Data section.

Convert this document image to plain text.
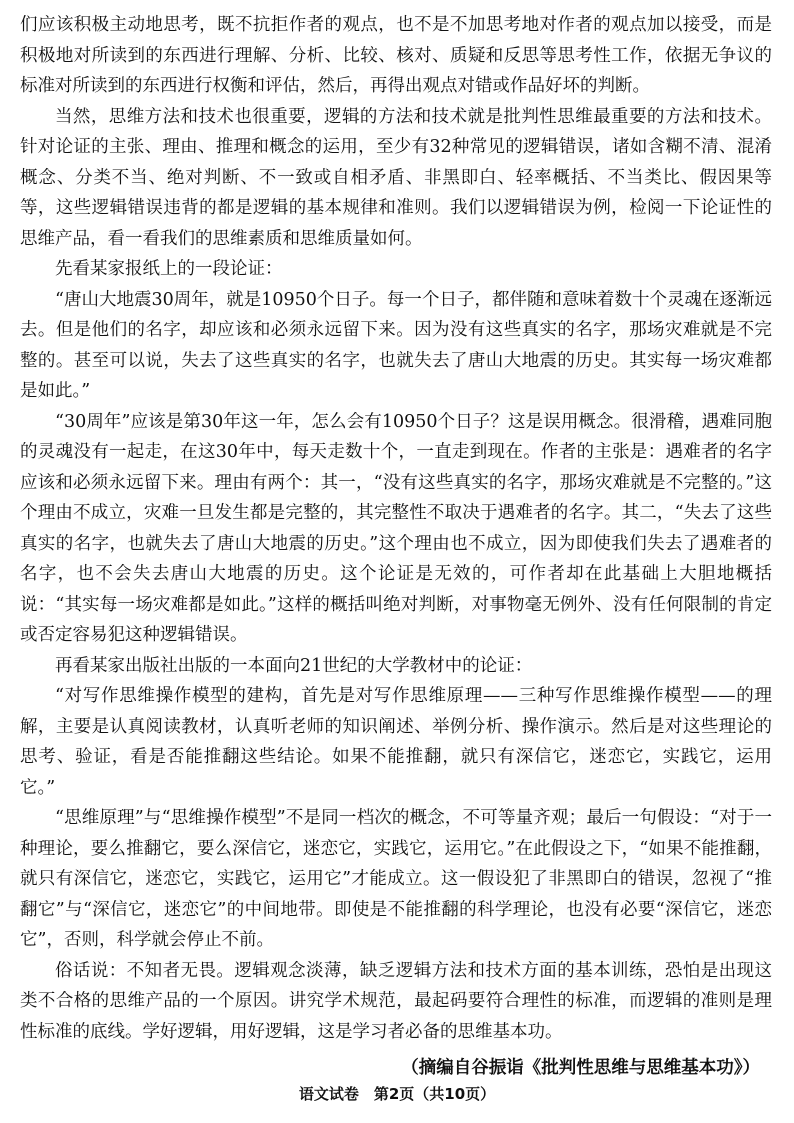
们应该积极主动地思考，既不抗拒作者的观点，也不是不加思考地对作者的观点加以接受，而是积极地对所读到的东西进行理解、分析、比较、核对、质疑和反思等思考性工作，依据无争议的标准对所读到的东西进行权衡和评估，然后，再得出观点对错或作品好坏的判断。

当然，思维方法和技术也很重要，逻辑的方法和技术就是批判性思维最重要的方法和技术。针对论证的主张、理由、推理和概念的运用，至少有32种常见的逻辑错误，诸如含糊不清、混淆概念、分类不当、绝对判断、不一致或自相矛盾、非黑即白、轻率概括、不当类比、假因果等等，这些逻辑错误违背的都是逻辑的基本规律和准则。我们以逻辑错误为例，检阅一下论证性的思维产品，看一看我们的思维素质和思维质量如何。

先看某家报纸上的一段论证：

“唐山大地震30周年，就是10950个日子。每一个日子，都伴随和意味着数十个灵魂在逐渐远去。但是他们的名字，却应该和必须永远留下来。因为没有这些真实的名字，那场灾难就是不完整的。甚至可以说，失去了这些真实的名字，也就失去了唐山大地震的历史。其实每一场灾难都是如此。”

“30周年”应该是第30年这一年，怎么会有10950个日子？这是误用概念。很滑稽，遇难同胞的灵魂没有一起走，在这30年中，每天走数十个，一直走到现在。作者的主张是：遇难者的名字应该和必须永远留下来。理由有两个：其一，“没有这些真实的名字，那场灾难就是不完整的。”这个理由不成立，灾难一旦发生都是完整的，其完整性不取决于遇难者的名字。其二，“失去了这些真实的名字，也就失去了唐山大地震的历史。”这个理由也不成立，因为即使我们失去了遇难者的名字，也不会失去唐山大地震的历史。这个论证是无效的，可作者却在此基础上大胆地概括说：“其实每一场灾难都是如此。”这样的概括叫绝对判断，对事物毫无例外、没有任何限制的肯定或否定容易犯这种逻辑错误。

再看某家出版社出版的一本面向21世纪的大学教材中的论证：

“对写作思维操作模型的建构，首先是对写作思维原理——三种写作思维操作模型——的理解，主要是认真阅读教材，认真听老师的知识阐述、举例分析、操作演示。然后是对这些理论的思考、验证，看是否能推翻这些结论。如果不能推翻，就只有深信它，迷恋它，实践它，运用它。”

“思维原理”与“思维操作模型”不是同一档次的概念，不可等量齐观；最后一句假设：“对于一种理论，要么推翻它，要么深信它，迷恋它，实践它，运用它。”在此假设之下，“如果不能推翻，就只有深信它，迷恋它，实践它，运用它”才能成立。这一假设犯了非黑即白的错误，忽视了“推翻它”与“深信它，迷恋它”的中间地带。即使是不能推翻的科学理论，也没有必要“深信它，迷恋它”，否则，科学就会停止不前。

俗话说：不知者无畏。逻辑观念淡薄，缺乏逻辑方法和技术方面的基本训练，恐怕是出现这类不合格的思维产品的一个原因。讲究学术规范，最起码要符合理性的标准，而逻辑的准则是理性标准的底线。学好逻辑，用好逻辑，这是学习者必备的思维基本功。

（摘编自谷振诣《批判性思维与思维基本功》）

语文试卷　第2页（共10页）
* * *
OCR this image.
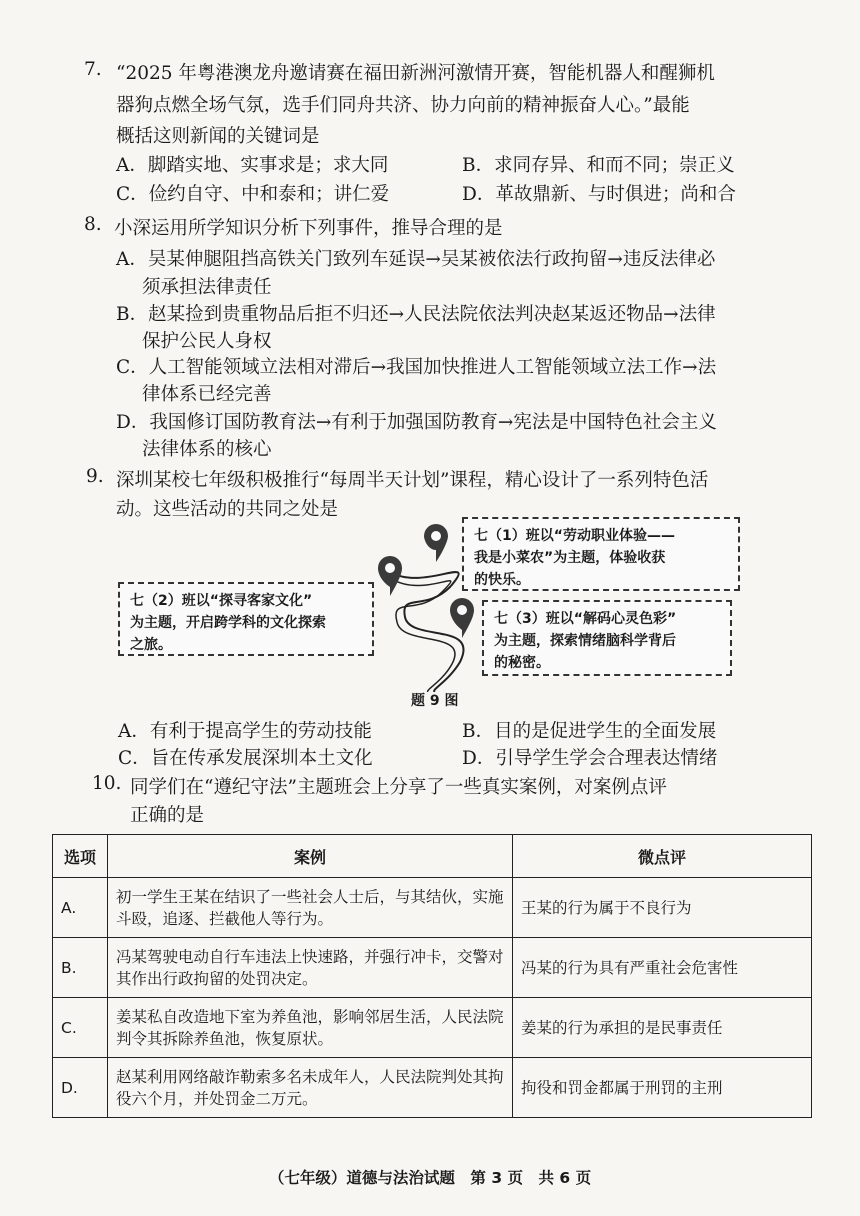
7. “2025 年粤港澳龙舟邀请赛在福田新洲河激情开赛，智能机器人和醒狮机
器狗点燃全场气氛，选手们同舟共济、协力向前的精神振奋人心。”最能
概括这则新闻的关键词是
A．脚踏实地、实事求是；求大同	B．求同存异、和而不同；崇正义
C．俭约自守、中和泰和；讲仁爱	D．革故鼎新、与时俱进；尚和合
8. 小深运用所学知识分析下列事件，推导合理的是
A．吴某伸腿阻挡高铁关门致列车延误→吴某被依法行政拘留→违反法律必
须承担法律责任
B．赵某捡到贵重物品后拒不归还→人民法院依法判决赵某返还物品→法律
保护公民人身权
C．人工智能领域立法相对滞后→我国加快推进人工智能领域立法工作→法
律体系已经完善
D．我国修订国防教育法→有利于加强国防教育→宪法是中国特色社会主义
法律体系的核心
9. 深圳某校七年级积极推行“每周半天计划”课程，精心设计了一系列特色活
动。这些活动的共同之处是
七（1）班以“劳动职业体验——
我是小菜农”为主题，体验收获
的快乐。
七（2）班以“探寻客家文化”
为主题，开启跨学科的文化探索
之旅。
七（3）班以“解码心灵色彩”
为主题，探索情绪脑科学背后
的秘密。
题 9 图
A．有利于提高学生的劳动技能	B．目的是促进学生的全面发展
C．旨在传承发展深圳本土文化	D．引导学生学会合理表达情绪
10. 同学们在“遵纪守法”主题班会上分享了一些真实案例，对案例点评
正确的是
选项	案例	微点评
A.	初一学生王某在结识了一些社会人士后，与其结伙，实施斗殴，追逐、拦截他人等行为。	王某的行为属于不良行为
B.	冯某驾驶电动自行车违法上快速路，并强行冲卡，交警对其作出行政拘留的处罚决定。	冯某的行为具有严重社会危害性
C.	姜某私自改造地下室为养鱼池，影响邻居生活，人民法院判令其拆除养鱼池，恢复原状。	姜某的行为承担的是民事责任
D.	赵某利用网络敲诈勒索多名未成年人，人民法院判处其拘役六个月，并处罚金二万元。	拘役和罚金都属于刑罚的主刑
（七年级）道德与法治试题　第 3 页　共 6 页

What to work on. Gather up, from the records above, each line where the word "那场灾难就是不完整的" appears.

Written solution.
“唐山大地震30周年，就是10950个日子。每一个日子，都伴随和意味着数十个灵魂在逐渐远去。但是他们的名字，却应该和必须永远留下来。因为没有这些真实的名字，那场灾难就是不完整的。甚至可以说，失去了这些真实的名字，也就失去了唐山大地震的历史。其实每一场灾难都是如此。”
“30周年”应该是第30年这一年，怎么会有10950个日子？这是误用概念。很滑稽，遇难同胞的灵魂没有一起走，在这30年中，每天走数十个，一直走到现在。作者的主张是：遇难者的名字应该和必须永远留下来。理由有两个：其一，“没有这些真实的名字，那场灾难就是不完整的。”这个理由不成立，灾难一旦发生都是完整的，其完整性不取决于遇难者的名字。其二，“失去了这些真实的名字，也就失去了唐山大地震的历史。”这个理由也不成立，因为即使我们失去了遇难者的名字，也不会失去唐山大地震的历史。这个论证是无效的，可作者却在此基础上大胆地概括说：“其实每一场灾难都是如此。”这样的概括叫绝对判断，对事物毫无例外、没有任何限制的肯定或否定容易犯这种逻辑错误。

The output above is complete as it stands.